:: RECORDS SUPPLIED

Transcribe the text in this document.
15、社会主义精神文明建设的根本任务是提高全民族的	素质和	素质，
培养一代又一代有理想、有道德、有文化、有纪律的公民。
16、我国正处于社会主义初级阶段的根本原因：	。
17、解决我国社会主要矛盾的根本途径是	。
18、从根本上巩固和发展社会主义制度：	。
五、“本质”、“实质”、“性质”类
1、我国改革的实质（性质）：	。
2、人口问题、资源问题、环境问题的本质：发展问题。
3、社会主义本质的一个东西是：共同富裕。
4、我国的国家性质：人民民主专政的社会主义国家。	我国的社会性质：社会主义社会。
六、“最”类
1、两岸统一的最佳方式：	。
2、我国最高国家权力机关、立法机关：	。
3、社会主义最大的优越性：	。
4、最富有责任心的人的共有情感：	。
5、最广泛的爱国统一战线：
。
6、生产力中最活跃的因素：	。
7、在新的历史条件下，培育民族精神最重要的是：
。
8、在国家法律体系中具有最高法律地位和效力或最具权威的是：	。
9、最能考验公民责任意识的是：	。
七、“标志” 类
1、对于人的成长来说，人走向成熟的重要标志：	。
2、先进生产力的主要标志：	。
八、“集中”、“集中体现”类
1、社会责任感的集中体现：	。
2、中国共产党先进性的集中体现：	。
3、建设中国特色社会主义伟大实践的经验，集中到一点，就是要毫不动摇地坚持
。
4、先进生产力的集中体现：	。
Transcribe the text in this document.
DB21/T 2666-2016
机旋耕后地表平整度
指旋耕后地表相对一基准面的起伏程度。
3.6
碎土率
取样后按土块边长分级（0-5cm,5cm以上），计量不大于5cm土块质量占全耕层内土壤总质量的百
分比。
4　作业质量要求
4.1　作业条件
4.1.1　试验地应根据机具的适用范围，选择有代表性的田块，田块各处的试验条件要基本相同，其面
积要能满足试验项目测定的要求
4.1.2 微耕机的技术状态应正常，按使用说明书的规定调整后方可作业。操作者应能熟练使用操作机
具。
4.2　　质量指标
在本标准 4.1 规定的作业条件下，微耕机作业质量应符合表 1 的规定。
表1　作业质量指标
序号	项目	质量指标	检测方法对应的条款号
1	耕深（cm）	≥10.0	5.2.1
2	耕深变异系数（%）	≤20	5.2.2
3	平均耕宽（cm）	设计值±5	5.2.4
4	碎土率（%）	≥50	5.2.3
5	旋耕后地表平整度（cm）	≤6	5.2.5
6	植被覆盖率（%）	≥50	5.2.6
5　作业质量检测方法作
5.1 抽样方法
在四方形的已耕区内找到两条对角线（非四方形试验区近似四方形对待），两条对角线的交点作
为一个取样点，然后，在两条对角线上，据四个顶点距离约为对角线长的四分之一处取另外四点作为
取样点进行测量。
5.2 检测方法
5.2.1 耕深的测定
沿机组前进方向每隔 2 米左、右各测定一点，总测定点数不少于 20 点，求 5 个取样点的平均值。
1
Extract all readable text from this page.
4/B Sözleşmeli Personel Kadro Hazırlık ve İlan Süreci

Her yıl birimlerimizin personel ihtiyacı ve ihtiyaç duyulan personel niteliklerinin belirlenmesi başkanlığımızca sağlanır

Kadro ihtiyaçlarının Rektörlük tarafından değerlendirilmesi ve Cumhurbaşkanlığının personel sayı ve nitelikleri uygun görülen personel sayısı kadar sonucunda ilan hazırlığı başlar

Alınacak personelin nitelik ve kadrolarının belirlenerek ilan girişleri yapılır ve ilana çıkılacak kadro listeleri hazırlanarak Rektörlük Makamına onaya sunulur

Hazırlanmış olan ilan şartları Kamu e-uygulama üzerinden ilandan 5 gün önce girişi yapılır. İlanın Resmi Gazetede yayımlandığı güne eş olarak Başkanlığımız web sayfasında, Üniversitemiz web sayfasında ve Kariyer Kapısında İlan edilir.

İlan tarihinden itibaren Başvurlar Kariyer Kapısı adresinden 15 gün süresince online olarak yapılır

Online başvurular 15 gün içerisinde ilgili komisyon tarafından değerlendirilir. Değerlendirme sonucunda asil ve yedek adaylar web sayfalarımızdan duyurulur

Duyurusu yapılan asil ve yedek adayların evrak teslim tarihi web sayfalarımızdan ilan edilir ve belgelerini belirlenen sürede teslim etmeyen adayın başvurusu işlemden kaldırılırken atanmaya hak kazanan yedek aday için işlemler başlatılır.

::::

__WRITTEN EXERCISE__:
Work through the listing above and report how many lines include the string "sonucunda", with no other text.

__EXERCISE RESPONSE__:
2